#### To be done
Give the listing again exactly, omitting its images.

#### Entries shown
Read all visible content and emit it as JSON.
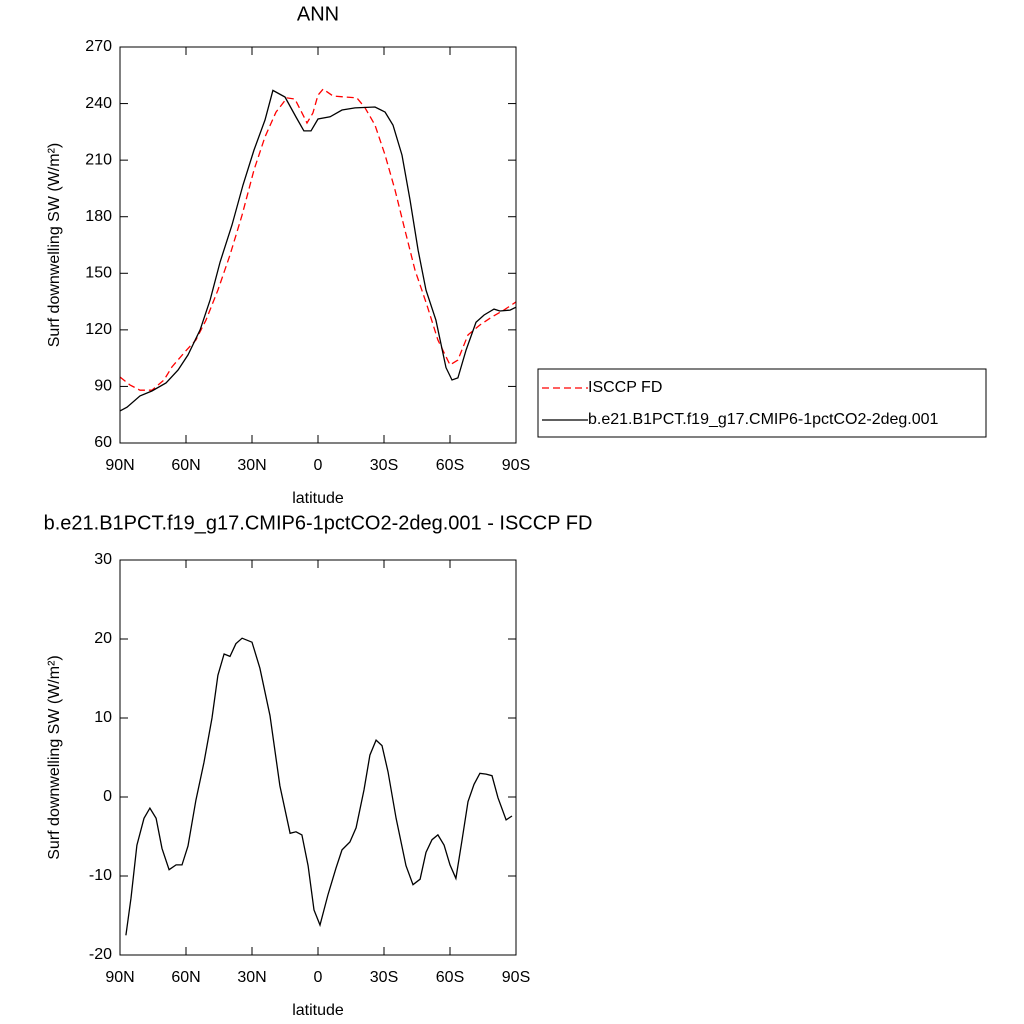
{
  "chart_data": [
    {
      "type": "line",
      "title": "ANN",
      "xlabel": "latitude",
      "ylabel": "Surf downwelling SW (W/m²)",
      "xlim": [
        90,
        -90
      ],
      "ylim": [
        60,
        270
      ],
      "xticks": [
        {
          "value": 90,
          "label": "90N"
        },
        {
          "value": 60,
          "label": "60N"
        },
        {
          "value": 30,
          "label": "30N"
        },
        0,
        {
          "value": -30,
          "label": "30S"
        },
        {
          "value": -60,
          "label": "60S"
        },
        {
          "value": -90,
          "label": "90S"
        }
      ],
      "yticks": [
        60,
        90,
        120,
        150,
        180,
        210,
        240,
        270
      ],
      "legend": "right",
      "series": [
        {
          "name": "ISCCP FD",
          "color": "#ff0000",
          "line_style": "dashed",
          "x": [
            90,
            85.5,
            80.9,
            75.5,
            70,
            66.4,
            60.5,
            55.5,
            50.9,
            45.5,
            40,
            34.5,
            29.1,
            24.1,
            19.1,
            14.1,
            10.5,
            6.8,
            5,
            2.3,
            0,
            -2.3,
            -6.8,
            -12.3,
            -17.7,
            -21.4,
            -25.9,
            -30.5,
            -35,
            -39.5,
            -44.1,
            -49.5,
            -54.5,
            -60,
            -63.6,
            -68.2,
            -73.6,
            -79,
            -84.5,
            -90
          ],
          "values": [
            95,
            90.8,
            88,
            88,
            93.4,
            100.3,
            108.3,
            114.6,
            125.2,
            141.1,
            159.7,
            180.9,
            204.8,
            222.3,
            235.5,
            243,
            242.4,
            234,
            229.7,
            235,
            244.5,
            247.7,
            244,
            243.5,
            243,
            237.7,
            228.6,
            212.7,
            194.2,
            173,
            151.7,
            133.2,
            114.6,
            101.4,
            104,
            117.3,
            122.6,
            126.8,
            130.5,
            134.8
          ]
        },
        {
          "name": "b.e21.B1PCT.f19_g17.CMIP6-1pctCO2-2deg.001",
          "color": "#000000",
          "line_style": "solid",
          "x": [
            90,
            86.8,
            80.9,
            75.5,
            69.1,
            63.6,
            59.1,
            53.6,
            49,
            44.5,
            39.1,
            34.1,
            29.1,
            24.1,
            20.5,
            15,
            10,
            6.4,
            3.2,
            0,
            -5.5,
            -10.9,
            -16.8,
            -25.9,
            -30.5,
            -34.1,
            -38.2,
            -41.8,
            -45.5,
            -49.1,
            -53.6,
            -58.2,
            -60.9,
            -63.6,
            -67.3,
            -71.8,
            -75.5,
            -80,
            -82.7,
            -87.3,
            -90
          ],
          "values": [
            77,
            79,
            85,
            87.6,
            91.8,
            98.7,
            106.7,
            120,
            136,
            156,
            175.6,
            196.8,
            215.4,
            231.3,
            247,
            243.5,
            232.9,
            225.5,
            225.5,
            231.8,
            233,
            236.6,
            237.7,
            238.2,
            235.5,
            228.6,
            212.7,
            189,
            162.3,
            141.1,
            125.2,
            100,
            93.4,
            94.5,
            109.3,
            124,
            127.9,
            131,
            130,
            130.5,
            132
          ]
        }
      ]
    },
    {
      "type": "line",
      "title": "b.e21.B1PCT.f19_g17.CMIP6-1pctCO2-2deg.001 - ISCCP FD",
      "xlabel": "latitude",
      "ylabel": "Surf downwelling SW (W/m²)",
      "xlim": [
        90,
        -90
      ],
      "ylim": [
        -20,
        30
      ],
      "xticks": [
        {
          "value": 90,
          "label": "90N"
        },
        {
          "value": 60,
          "label": "60N"
        },
        {
          "value": 30,
          "label": "30N"
        },
        0,
        {
          "value": -30,
          "label": "30S"
        },
        {
          "value": -60,
          "label": "60S"
        },
        {
          "value": -90,
          "label": "90S"
        }
      ],
      "yticks": [
        -20,
        -10,
        0,
        10,
        20,
        30
      ],
      "series": [
        {
          "color": "#000000",
          "line_style": "solid",
          "x": [
            87.3,
            85,
            82.3,
            79.1,
            76.4,
            73.6,
            70.9,
            67.7,
            64.5,
            61.8,
            59.1,
            55.5,
            51.8,
            48.2,
            45.5,
            42.7,
            40,
            37.3,
            34.5,
            30,
            26.4,
            21.8,
            17.3,
            12.7,
            10,
            7.3,
            4.5,
            1.8,
            -0.9,
            -4.5,
            -8.2,
            -10.9,
            -14.5,
            -17.3,
            -20.9,
            -23.6,
            -26.4,
            -29.1,
            -31.8,
            -35.5,
            -40,
            -43.2,
            -46.4,
            -49.1,
            -51.8,
            -54.5,
            -57.3,
            -60,
            -62.7,
            -65.5,
            -68.2,
            -70.9,
            -73.6,
            -76.4,
            -79.1,
            -81.8,
            -85.5,
            -88.2
          ],
          "values": [
            -17.5,
            -12.8,
            -6.1,
            -2.7,
            -1.4,
            -2.7,
            -6.5,
            -9.2,
            -8.6,
            -8.6,
            -6.2,
            -0.4,
            4.4,
            10,
            15.4,
            18.1,
            17.8,
            19.4,
            20.1,
            19.6,
            16.3,
            10.3,
            1.4,
            -4.6,
            -4.4,
            -4.8,
            -8.7,
            -14.3,
            -16.2,
            -12.4,
            -9,
            -6.7,
            -5.7,
            -3.9,
            0.9,
            5.3,
            7.2,
            6.5,
            3.2,
            -2.7,
            -8.7,
            -11.1,
            -10.4,
            -7,
            -5.4,
            -4.8,
            -6.1,
            -8.6,
            -10.3,
            -5.4,
            -0.6,
            1.6,
            3,
            2.9,
            2.7,
            -0.1,
            -2.9,
            -2.4
          ]
        }
      ]
    }
  ]
}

#### Task solution
Read all visible content and emit it as JSON.
{
  "chart_data": [
    {
      "type": "line",
      "title": "ANN",
      "xlabel": "latitude",
      "ylabel": "Surf downwelling SW (W/m²)",
      "xlim": [
        90,
        -90
      ],
      "ylim": [
        60,
        270
      ],
      "xticks": [
        {
          "value": 90,
          "label": "90N"
        },
        {
          "value": 60,
          "label": "60N"
        },
        {
          "value": 30,
          "label": "30N"
        },
        0,
        {
          "value": -30,
          "label": "30S"
        },
        {
          "value": -60,
          "label": "60S"
        },
        {
          "value": -90,
          "label": "90S"
        }
      ],
      "yticks": [
        60,
        90,
        120,
        150,
        180,
        210,
        240,
        270
      ],
      "legend": "right",
      "series": [
        {
          "name": "ISCCP FD",
          "color": "#ff0000",
          "line_style": "dashed",
          "x": [
            90,
            85.5,
            80.9,
            75.5,
            70,
            66.4,
            60.5,
            55.5,
            50.9,
            45.5,
            40,
            34.5,
            29.1,
            24.1,
            19.1,
            14.1,
            10.5,
            6.8,
            5,
            2.3,
            0,
            -2.3,
            -6.8,
            -12.3,
            -17.7,
            -21.4,
            -25.9,
            -30.5,
            -35,
            -39.5,
            -44.1,
            -49.5,
            -54.5,
            -60,
            -63.6,
            -68.2,
            -73.6,
            -79,
            -84.5,
            -90
          ],
          "values": [
            95,
            90.8,
            88,
            88,
            93.4,
            100.3,
            108.3,
            114.6,
            125.2,
            141.1,
            159.7,
            180.9,
            204.8,
            222.3,
            235.5,
            243,
            242.4,
            234,
            229.7,
            235,
            244.5,
            247.7,
            244,
            243.5,
            243,
            237.7,
            228.6,
            212.7,
            194.2,
            173,
            151.7,
            133.2,
            114.6,
            101.4,
            104,
            117.3,
            122.6,
            126.8,
            130.5,
            134.8
          ]
        },
        {
          "name": "b.e21.B1PCT.f19_g17.CMIP6-1pctCO2-2deg.001",
          "color": "#000000",
          "line_style": "solid",
          "x": [
            90,
            86.8,
            80.9,
            75.5,
            69.1,
            63.6,
            59.1,
            53.6,
            49,
            44.5,
            39.1,
            34.1,
            29.1,
            24.1,
            20.5,
            15,
            10,
            6.4,
            3.2,
            0,
            -5.5,
            -10.9,
            -16.8,
            -25.9,
            -30.5,
            -34.1,
            -38.2,
            -41.8,
            -45.5,
            -49.1,
            -53.6,
            -58.2,
            -60.9,
            -63.6,
            -67.3,
            -71.8,
            -75.5,
            -80,
            -82.7,
            -87.3,
            -90
          ],
          "values": [
            77,
            79,
            85,
            87.6,
            91.8,
            98.7,
            106.7,
            120,
            136,
            156,
            175.6,
            196.8,
            215.4,
            231.3,
            247,
            243.5,
            232.9,
            225.5,
            225.5,
            231.8,
            233,
            236.6,
            237.7,
            238.2,
            235.5,
            228.6,
            212.7,
            189,
            162.3,
            141.1,
            125.2,
            100,
            93.4,
            94.5,
            109.3,
            124,
            127.9,
            131,
            130,
            130.5,
            132
          ]
        }
      ]
    },
    {
      "type": "line",
      "title": "b.e21.B1PCT.f19_g17.CMIP6-1pctCO2-2deg.001 - ISCCP FD",
      "xlabel": "latitude",
      "ylabel": "Surf downwelling SW (W/m²)",
      "xlim": [
        90,
        -90
      ],
      "ylim": [
        -20,
        30
      ],
      "xticks": [
        {
          "value": 90,
          "label": "90N"
        },
        {
          "value": 60,
          "label": "60N"
        },
        {
          "value": 30,
          "label": "30N"
        },
        0,
        {
          "value": -30,
          "label": "30S"
        },
        {
          "value": -60,
          "label": "60S"
        },
        {
          "value": -90,
          "label": "90S"
        }
      ],
      "yticks": [
        -20,
        -10,
        0,
        10,
        20,
        30
      ],
      "series": [
        {
          "color": "#000000",
          "line_style": "solid",
          "x": [
            87.3,
            85,
            82.3,
            79.1,
            76.4,
            73.6,
            70.9,
            67.7,
            64.5,
            61.8,
            59.1,
            55.5,
            51.8,
            48.2,
            45.5,
            42.7,
            40,
            37.3,
            34.5,
            30,
            26.4,
            21.8,
            17.3,
            12.7,
            10,
            7.3,
            4.5,
            1.8,
            -0.9,
            -4.5,
            -8.2,
            -10.9,
            -14.5,
            -17.3,
            -20.9,
            -23.6,
            -26.4,
            -29.1,
            -31.8,
            -35.5,
            -40,
            -43.2,
            -46.4,
            -49.1,
            -51.8,
            -54.5,
            -57.3,
            -60,
            -62.7,
            -65.5,
            -68.2,
            -70.9,
            -73.6,
            -76.4,
            -79.1,
            -81.8,
            -85.5,
            -88.2
          ],
          "values": [
            -17.5,
            -12.8,
            -6.1,
            -2.7,
            -1.4,
            -2.7,
            -6.5,
            -9.2,
            -8.6,
            -8.6,
            -6.2,
            -0.4,
            4.4,
            10,
            15.4,
            18.1,
            17.8,
            19.4,
            20.1,
            19.6,
            16.3,
            10.3,
            1.4,
            -4.6,
            -4.4,
            -4.8,
            -8.7,
            -14.3,
            -16.2,
            -12.4,
            -9,
            -6.7,
            -5.7,
            -3.9,
            0.9,
            5.3,
            7.2,
            6.5,
            3.2,
            -2.7,
            -8.7,
            -11.1,
            -10.4,
            -7,
            -5.4,
            -4.8,
            -6.1,
            -8.6,
            -10.3,
            -5.4,
            -0.6,
            1.6,
            3,
            2.9,
            2.7,
            -0.1,
            -2.9,
            -2.4
          ]
        }
      ]
    }
  ]
}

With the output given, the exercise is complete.